Supplied records =

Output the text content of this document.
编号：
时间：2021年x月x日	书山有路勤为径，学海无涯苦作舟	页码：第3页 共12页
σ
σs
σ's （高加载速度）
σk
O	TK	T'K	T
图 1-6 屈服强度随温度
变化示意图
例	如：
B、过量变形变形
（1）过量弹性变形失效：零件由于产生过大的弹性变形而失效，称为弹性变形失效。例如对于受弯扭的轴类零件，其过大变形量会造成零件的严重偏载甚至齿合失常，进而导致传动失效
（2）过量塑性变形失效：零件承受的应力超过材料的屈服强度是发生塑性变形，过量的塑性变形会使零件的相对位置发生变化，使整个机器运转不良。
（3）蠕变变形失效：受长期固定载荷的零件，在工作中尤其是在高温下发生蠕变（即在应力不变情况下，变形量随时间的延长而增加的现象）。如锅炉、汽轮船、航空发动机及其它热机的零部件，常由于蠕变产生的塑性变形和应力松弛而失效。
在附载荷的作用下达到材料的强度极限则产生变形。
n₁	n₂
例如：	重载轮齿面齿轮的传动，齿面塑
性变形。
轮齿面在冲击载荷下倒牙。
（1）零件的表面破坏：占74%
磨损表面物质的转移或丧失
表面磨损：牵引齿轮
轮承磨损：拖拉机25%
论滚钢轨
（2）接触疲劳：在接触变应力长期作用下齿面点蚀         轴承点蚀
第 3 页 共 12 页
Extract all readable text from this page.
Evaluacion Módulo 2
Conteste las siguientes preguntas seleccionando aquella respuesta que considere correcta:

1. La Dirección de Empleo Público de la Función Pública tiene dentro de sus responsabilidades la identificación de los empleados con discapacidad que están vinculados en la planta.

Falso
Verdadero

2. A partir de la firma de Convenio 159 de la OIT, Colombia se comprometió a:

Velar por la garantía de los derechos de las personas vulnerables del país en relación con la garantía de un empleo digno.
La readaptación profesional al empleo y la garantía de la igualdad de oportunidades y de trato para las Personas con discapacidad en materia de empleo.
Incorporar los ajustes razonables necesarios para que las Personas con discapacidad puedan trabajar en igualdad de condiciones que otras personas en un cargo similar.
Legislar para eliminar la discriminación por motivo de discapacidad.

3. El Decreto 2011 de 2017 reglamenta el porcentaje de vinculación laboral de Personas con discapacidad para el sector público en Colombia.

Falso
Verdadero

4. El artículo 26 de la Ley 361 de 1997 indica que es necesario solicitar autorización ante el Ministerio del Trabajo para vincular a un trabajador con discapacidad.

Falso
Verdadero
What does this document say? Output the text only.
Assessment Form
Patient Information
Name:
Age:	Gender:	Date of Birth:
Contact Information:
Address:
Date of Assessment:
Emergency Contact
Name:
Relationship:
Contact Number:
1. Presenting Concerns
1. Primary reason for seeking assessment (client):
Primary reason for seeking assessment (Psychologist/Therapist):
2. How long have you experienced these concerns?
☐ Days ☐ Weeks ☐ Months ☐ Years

Given problem =
From the data, list each line in which the string "Information" appears.

Output =
Patient Information
Contact Information:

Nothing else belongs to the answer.